**THE TASK:** Look through the material below. Copy each line that contains the string "image".

Items listed in a dataset:
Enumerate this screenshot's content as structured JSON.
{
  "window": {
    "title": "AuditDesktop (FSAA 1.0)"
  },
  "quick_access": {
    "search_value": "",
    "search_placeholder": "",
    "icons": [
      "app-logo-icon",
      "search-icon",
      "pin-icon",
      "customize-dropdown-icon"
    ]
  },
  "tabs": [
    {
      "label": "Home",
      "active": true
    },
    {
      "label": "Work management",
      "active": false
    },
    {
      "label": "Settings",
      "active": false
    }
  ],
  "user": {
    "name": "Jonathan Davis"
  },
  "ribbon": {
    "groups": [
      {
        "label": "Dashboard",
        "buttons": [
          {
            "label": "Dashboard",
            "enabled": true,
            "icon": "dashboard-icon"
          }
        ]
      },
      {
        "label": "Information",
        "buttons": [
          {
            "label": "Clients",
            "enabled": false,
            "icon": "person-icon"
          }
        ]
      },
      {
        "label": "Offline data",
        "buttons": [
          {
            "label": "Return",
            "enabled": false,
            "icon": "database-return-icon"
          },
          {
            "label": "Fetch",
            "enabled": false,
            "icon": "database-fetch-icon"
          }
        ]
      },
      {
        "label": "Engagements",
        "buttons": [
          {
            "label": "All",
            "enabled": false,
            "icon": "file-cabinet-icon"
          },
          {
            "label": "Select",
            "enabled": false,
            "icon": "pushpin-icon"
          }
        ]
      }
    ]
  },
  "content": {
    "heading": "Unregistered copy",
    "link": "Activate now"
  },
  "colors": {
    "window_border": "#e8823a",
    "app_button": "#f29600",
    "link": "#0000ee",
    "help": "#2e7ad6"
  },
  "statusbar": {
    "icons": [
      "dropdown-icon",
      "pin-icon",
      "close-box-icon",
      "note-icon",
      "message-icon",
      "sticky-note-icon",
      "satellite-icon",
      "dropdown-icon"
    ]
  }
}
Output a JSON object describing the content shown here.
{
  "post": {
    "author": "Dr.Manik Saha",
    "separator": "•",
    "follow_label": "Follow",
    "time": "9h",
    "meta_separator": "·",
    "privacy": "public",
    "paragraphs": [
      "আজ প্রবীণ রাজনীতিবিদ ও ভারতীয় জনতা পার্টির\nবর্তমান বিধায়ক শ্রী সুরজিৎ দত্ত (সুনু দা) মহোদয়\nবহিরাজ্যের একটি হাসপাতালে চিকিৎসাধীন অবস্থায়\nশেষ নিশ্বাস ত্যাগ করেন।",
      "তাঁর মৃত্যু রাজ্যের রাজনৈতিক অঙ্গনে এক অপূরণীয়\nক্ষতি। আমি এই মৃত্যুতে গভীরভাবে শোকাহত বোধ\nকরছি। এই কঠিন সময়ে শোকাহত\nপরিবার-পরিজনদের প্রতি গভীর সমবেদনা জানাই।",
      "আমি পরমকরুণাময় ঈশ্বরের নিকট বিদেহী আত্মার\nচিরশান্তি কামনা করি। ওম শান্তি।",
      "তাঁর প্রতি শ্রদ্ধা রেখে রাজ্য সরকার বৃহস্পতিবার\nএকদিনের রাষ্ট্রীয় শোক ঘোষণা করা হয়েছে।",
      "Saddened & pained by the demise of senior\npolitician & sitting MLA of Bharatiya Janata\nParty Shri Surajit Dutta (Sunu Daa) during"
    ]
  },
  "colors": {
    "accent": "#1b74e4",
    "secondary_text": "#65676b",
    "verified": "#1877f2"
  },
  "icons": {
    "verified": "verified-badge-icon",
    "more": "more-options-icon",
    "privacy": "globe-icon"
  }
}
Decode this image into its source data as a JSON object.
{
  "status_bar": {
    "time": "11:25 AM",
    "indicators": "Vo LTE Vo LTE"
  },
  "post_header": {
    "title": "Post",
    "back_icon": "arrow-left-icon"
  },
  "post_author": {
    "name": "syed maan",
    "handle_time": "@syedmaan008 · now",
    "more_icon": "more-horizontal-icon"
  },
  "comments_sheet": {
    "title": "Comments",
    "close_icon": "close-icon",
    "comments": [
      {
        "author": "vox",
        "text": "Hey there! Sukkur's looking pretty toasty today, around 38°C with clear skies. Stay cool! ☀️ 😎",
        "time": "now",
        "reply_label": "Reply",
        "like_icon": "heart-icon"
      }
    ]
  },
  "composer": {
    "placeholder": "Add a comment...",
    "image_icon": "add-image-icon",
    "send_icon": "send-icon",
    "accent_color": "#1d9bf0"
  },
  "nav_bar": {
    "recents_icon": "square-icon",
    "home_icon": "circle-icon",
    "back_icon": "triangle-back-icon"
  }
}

**WRITTEN ANSWER:**
Decode this image into its source data as a JSON object.
    "image_icon": "add-image-icon",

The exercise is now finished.